Output the material below in its entirety, exactly as given.

[start Input for this task]

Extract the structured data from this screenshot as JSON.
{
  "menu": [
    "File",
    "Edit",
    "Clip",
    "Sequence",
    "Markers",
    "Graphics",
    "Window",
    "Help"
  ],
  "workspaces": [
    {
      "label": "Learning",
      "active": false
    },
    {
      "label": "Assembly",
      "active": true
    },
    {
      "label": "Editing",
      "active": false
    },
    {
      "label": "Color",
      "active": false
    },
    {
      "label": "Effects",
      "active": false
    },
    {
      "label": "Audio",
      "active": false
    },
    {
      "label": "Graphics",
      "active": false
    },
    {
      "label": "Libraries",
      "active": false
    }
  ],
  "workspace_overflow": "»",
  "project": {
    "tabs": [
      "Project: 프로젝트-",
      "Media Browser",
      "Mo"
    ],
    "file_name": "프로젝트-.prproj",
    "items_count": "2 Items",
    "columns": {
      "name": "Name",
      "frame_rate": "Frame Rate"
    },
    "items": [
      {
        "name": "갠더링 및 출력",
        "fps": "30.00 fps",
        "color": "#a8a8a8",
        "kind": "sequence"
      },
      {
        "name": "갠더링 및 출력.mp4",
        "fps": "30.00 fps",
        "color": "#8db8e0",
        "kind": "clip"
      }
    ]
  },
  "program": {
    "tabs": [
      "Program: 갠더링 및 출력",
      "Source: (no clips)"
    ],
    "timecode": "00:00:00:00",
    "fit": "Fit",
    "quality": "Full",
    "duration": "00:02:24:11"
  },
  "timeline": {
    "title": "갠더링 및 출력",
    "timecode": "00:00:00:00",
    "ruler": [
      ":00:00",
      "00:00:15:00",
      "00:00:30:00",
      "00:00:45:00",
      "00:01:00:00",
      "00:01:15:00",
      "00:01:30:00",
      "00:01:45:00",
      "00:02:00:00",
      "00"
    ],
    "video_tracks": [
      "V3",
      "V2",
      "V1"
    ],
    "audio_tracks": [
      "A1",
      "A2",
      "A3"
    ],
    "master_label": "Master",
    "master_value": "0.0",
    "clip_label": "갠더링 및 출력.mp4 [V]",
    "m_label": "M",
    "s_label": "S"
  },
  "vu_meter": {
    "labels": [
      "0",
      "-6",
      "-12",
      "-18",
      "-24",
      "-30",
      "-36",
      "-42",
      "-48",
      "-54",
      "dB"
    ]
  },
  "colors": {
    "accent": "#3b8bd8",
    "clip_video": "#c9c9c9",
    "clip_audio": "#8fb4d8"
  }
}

[end Input for this task]

* [Output for this task]:
Extract the structured data from this screenshot as JSON.
{
  "menu": [
    "File",
    "Edit",
    "Clip",
    "Sequence",
    "Markers",
    "Graphics",
    "Window",
    "Help"
  ],
  "workspaces": [
    {
      "label": "Learning",
      "active": false
    },
    {
      "label": "Assembly",
      "active": true
    },
    {
      "label": "Editing",
      "active": false
    },
    {
      "label": "Color",
      "active": false
    },
    {
      "label": "Effects",
      "active": false
    },
    {
      "label": "Audio",
      "active": false
    },
    {
      "label": "Graphics",
      "active": false
    },
    {
      "label": "Libraries",
      "active": false
    }
  ],
  "workspace_overflow": "»",
  "project": {
    "tabs": [
      "Project: 프로젝트-",
      "Media Browser",
      "Mo"
    ],
    "file_name": "프로젝트-.prproj",
    "items_count": "2 Items",
    "columns": {
      "name": "Name",
      "frame_rate": "Frame Rate"
    },
    "items": [
      {
        "name": "갠더링 및 출력",
        "fps": "30.00 fps",
        "color": "#a8a8a8",
        "kind": "sequence"
      },
      {
        "name": "갠더링 및 출력.mp4",
        "fps": "30.00 fps",
        "color": "#8db8e0",
        "kind": "clip"
      }
    ]
  },
  "program": {
    "tabs": [
      "Program: 갠더링 및 출력",
      "Source: (no clips)"
    ],
    "timecode": "00:00:00:00",
    "fit": "Fit",
    "quality": "Full",
    "duration": "00:02:24:11"
  },
  "timeline": {
    "title": "갠더링 및 출력",
    "timecode": "00:00:00:00",
    "ruler": [
      ":00:00",
      "00:00:15:00",
      "00:00:30:00",
      "00:00:45:00",
      "00:01:00:00",
      "00:01:15:00",
      "00:01:30:00",
      "00:01:45:00",
      "00:02:00:00",
      "00"
    ],
    "video_tracks": [
      "V3",
      "V2",
      "V1"
    ],
    "audio_tracks": [
      "A1",
      "A2",
      "A3"
    ],
    "master_label": "Master",
    "master_value": "0.0",
    "clip_label": "갠더링 및 출력.mp4 [V]",
    "m_label": "M",
    "s_label": "S"
  },
  "vu_meter": {
    "labels": [
      "0",
      "-6",
      "-12",
      "-18",
      "-24",
      "-30",
      "-36",
      "-42",
      "-48",
      "-54",
      "dB"
    ]
  },
  "colors": {
    "accent": "#3b8bd8",
    "clip_video": "#c9c9c9",
    "clip_audio": "#8fb4d8"
  }
}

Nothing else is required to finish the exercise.